Records about charts and figures
-.-.-

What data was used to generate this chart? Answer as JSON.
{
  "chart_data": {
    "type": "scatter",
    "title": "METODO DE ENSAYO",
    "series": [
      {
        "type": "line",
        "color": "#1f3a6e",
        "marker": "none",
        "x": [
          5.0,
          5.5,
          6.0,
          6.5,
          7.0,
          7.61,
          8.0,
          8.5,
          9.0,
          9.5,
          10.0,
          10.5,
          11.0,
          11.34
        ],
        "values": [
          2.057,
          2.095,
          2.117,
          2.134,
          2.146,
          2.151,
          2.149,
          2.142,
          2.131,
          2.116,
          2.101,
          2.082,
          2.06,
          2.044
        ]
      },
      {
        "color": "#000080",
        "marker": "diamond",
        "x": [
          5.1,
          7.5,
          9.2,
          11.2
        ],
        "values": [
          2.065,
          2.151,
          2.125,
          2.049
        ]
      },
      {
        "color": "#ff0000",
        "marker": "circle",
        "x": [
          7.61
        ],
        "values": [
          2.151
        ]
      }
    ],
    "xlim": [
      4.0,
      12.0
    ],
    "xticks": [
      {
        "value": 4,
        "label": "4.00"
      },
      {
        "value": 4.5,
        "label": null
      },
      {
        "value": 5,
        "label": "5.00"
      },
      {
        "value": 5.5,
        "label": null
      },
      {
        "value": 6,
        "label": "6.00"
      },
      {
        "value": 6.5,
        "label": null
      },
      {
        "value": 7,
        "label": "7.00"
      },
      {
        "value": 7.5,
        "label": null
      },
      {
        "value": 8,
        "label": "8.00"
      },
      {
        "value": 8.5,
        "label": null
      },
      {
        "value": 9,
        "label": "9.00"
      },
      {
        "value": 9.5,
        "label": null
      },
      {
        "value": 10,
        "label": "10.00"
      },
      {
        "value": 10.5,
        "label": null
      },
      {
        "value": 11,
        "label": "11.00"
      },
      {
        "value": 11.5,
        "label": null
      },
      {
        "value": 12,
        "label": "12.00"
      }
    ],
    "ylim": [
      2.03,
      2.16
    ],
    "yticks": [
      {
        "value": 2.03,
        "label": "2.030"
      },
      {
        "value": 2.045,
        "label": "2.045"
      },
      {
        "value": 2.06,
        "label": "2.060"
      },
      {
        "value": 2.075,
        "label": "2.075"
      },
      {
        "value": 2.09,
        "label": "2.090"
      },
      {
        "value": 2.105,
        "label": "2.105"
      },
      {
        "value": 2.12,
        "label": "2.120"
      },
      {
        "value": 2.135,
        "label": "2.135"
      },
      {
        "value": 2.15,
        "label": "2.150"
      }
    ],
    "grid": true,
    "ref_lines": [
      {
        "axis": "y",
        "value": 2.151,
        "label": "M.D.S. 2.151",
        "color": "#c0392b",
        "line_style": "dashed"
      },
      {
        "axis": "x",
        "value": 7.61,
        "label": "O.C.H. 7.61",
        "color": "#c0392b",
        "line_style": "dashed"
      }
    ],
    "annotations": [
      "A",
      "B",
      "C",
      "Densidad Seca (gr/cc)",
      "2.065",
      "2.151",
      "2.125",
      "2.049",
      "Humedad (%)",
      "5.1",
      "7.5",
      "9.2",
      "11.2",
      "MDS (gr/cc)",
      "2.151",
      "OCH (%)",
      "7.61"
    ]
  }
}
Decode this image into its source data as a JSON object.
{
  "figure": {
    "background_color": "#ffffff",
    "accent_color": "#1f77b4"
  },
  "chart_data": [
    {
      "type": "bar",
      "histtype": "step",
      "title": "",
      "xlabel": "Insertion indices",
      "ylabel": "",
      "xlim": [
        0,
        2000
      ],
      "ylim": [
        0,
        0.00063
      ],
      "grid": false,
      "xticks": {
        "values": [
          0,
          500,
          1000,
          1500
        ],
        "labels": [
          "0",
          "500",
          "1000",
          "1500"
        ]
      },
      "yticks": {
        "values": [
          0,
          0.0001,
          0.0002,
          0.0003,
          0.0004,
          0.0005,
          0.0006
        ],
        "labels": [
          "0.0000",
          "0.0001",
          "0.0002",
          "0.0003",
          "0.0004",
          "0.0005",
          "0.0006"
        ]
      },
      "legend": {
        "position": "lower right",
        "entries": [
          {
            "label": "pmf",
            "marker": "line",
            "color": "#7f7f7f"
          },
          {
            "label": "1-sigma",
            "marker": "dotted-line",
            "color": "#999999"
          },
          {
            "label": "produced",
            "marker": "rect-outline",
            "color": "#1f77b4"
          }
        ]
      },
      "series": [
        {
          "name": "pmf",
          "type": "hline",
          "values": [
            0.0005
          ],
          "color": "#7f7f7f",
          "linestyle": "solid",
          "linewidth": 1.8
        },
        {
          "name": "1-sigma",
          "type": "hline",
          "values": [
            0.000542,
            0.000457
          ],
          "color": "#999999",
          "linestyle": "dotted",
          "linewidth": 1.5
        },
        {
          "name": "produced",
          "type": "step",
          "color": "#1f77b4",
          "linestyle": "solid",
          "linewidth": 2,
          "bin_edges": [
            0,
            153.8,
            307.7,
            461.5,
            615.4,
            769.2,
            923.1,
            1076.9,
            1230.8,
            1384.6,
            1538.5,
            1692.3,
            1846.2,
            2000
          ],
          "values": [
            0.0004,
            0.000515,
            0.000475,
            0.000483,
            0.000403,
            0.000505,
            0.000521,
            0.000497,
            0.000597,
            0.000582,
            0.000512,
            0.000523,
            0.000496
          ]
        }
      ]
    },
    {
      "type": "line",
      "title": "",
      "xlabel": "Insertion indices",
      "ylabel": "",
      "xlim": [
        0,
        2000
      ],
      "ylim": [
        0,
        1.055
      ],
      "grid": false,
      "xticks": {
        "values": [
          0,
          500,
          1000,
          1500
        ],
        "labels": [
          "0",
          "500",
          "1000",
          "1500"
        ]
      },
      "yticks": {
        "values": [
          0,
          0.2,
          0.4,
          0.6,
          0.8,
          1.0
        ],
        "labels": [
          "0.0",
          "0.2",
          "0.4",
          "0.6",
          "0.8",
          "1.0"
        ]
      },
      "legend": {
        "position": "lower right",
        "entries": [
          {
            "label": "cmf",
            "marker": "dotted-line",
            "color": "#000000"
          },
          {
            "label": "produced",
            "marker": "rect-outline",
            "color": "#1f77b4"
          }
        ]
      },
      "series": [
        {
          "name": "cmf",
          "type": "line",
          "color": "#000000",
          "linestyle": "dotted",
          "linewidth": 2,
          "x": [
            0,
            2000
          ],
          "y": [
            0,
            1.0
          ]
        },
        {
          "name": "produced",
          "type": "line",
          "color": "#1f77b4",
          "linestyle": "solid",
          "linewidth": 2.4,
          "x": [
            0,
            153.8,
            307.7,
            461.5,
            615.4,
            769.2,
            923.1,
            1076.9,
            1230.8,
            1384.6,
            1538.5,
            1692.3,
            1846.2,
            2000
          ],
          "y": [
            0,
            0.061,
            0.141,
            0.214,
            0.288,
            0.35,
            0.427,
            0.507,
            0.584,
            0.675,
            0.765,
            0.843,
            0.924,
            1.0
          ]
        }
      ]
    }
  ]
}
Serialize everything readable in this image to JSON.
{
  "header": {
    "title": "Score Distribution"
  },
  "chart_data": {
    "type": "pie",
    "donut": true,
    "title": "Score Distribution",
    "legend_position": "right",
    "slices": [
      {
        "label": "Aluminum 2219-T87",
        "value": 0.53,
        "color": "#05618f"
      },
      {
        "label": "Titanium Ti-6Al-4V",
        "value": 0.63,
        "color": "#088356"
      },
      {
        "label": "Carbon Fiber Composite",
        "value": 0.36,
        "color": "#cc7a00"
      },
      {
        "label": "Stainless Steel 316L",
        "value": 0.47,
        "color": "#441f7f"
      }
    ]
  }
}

-.-.-

**Problem to work on:** Output the lines above verbatim and in full.

**Answer to this problem:**
What data was used to generate this chart? Answer as JSON.
{
  "chart_data": {
    "type": "scatter",
    "title": "METODO DE ENSAYO",
    "series": [
      {
        "type": "line",
        "color": "#1f3a6e",
        "marker": "none",
        "x": [
          5.0,
          5.5,
          6.0,
          6.5,
          7.0,
          7.61,
          8.0,
          8.5,
          9.0,
          9.5,
          10.0,
          10.5,
          11.0,
          11.34
        ],
        "values": [
          2.057,
          2.095,
          2.117,
          2.134,
          2.146,
          2.151,
          2.149,
          2.142,
          2.131,
          2.116,
          2.101,
          2.082,
          2.06,
          2.044
        ]
      },
      {
        "color": "#000080",
        "marker": "diamond",
        "x": [
          5.1,
          7.5,
          9.2,
          11.2
        ],
        "values": [
          2.065,
          2.151,
          2.125,
          2.049
        ]
      },
      {
        "color": "#ff0000",
        "marker": "circle",
        "x": [
          7.61
        ],
        "values": [
          2.151
        ]
      }
    ],
    "xlim": [
      4.0,
      12.0
    ],
    "xticks": [
      {
        "value": 4,
        "label": "4.00"
      },
      {
        "value": 4.5,
        "label": null
      },
      {
        "value": 5,
        "label": "5.00"
      },
      {
        "value": 5.5,
        "label": null
      },
      {
        "value": 6,
        "label": "6.00"
      },
      {
        "value": 6.5,
        "label": null
      },
      {
        "value": 7,
        "label": "7.00"
      },
      {
        "value": 7.5,
        "label": null
      },
      {
        "value": 8,
        "label": "8.00"
      },
      {
        "value": 8.5,
        "label": null
      },
      {
        "value": 9,
        "label": "9.00"
      },
      {
        "value": 9.5,
        "label": null
      },
      {
        "value": 10,
        "label": "10.00"
      },
      {
        "value": 10.5,
        "label": null
      },
      {
        "value": 11,
        "label": "11.00"
      },
      {
        "value": 11.5,
        "label": null
      },
      {
        "value": 12,
        "label": "12.00"
      }
    ],
    "ylim": [
      2.03,
      2.16
    ],
    "yticks": [
      {
        "value": 2.03,
        "label": "2.030"
      },
      {
        "value": 2.045,
        "label": "2.045"
      },
      {
        "value": 2.06,
        "label": "2.060"
      },
      {
        "value": 2.075,
        "label": "2.075"
      },
      {
        "value": 2.09,
        "label": "2.090"
      },
      {
        "value": 2.105,
        "label": "2.105"
      },
      {
        "value": 2.12,
        "label": "2.120"
      },
      {
        "value": 2.135,
        "label": "2.135"
      },
      {
        "value": 2.15,
        "label": "2.150"
      }
    ],
    "grid": true,
    "ref_lines": [
      {
        "axis": "y",
        "value": 2.151,
        "label": "M.D.S. 2.151",
        "color": "#c0392b",
        "line_style": "dashed"
      },
      {
        "axis": "x",
        "value": 7.61,
        "label": "O.C.H. 7.61",
        "color": "#c0392b",
        "line_style": "dashed"
      }
    ],
    "annotations": [
      "A",
      "B",
      "C",
      "Densidad Seca (gr/cc)",
      "2.065",
      "2.151",
      "2.125",
      "2.049",
      "Humedad (%)",
      "5.1",
      "7.5",
      "9.2",
      "11.2",
      "MDS (gr/cc)",
      "2.151",
      "OCH (%)",
      "7.61"
    ]
  }
}
Decode this image into its source data as a JSON object.
{
  "figure": {
    "background_color": "#ffffff",
    "accent_color": "#1f77b4"
  },
  "chart_data": [
    {
      "type": "bar",
      "histtype": "step",
      "title": "",
      "xlabel": "Insertion indices",
      "ylabel": "",
      "xlim": [
        0,
        2000
      ],
      "ylim": [
        0,
        0.00063
      ],
      "grid": false,
      "xticks": {
        "values": [
          0,
          500,
          1000,
          1500
        ],
        "labels": [
          "0",
          "500",
          "1000",
          "1500"
        ]
      },
      "yticks": {
        "values": [
          0,
          0.0001,
          0.0002,
          0.0003,
          0.0004,
          0.0005,
          0.0006
        ],
        "labels": [
          "0.0000",
          "0.0001",
          "0.0002",
          "0.0003",
          "0.0004",
          "0.0005",
          "0.0006"
        ]
      },
      "legend": {
        "position": "lower right",
        "entries": [
          {
            "label": "pmf",
            "marker": "line",
            "color": "#7f7f7f"
          },
          {
            "label": "1-sigma",
            "marker": "dotted-line",
            "color": "#999999"
          },
          {
            "label": "produced",
            "marker": "rect-outline",
            "color": "#1f77b4"
          }
        ]
      },
      "series": [
        {
          "name": "pmf",
          "type": "hline",
          "values": [
            0.0005
          ],
          "color": "#7f7f7f",
          "linestyle": "solid",
          "linewidth": 1.8
        },
        {
          "name": "1-sigma",
          "type": "hline",
          "values": [
            0.000542,
            0.000457
          ],
          "color": "#999999",
          "linestyle": "dotted",
          "linewidth": 1.5
        },
        {
          "name": "produced",
          "type": "step",
          "color": "#1f77b4",
          "linestyle": "solid",
          "linewidth": 2,
          "bin_edges": [
            0,
            153.8,
            307.7,
            461.5,
            615.4,
            769.2,
            923.1,
            1076.9,
            1230.8,
            1384.6,
            1538.5,
            1692.3,
            1846.2,
            2000
          ],
          "values": [
            0.0004,
            0.000515,
            0.000475,
            0.000483,
            0.000403,
            0.000505,
            0.000521,
            0.000497,
            0.000597,
            0.000582,
            0.000512,
            0.000523,
            0.000496
          ]
        }
      ]
    },
    {
      "type": "line",
      "title": "",
      "xlabel": "Insertion indices",
      "ylabel": "",
      "xlim": [
        0,
        2000
      ],
      "ylim": [
        0,
        1.055
      ],
      "grid": false,
      "xticks": {
        "values": [
          0,
          500,
          1000,
          1500
        ],
        "labels": [
          "0",
          "500",
          "1000",
          "1500"
        ]
      },
      "yticks": {
        "values": [
          0,
          0.2,
          0.4,
          0.6,
          0.8,
          1.0
        ],
        "labels": [
          "0.0",
          "0.2",
          "0.4",
          "0.6",
          "0.8",
          "1.0"
        ]
      },
      "legend": {
        "position": "lower right",
        "entries": [
          {
            "label": "cmf",
            "marker": "dotted-line",
            "color": "#000000"
          },
          {
            "label": "produced",
            "marker": "rect-outline",
            "color": "#1f77b4"
          }
        ]
      },
      "series": [
        {
          "name": "cmf",
          "type": "line",
          "color": "#000000",
          "linestyle": "dotted",
          "linewidth": 2,
          "x": [
            0,
            2000
          ],
          "y": [
            0,
            1.0
          ]
        },
        {
          "name": "produced",
          "type": "line",
          "color": "#1f77b4",
          "linestyle": "solid",
          "linewidth": 2.4,
          "x": [
            0,
            153.8,
            307.7,
            461.5,
            615.4,
            769.2,
            923.1,
            1076.9,
            1230.8,
            1384.6,
            1538.5,
            1692.3,
            1846.2,
            2000
          ],
          "y": [
            0,
            0.061,
            0.141,
            0.214,
            0.288,
            0.35,
            0.427,
            0.507,
            0.584,
            0.675,
            0.765,
            0.843,
            0.924,
            1.0
          ]
        }
      ]
    }
  ]
}
Serialize everything readable in this image to JSON.
{
  "header": {
    "title": "Score Distribution"
  },
  "chart_data": {
    "type": "pie",
    "donut": true,
    "title": "Score Distribution",
    "legend_position": "right",
    "slices": [
      {
        "label": "Aluminum 2219-T87",
        "value": 0.53,
        "color": "#05618f"
      },
      {
        "label": "Titanium Ti-6Al-4V",
        "value": 0.63,
        "color": "#088356"
      },
      {
        "label": "Carbon Fiber Composite",
        "value": 0.36,
        "color": "#cc7a00"
      },
      {
        "label": "Stainless Steel 316L",
        "value": 0.47,
        "color": "#441f7f"
      }
    ]
  }
}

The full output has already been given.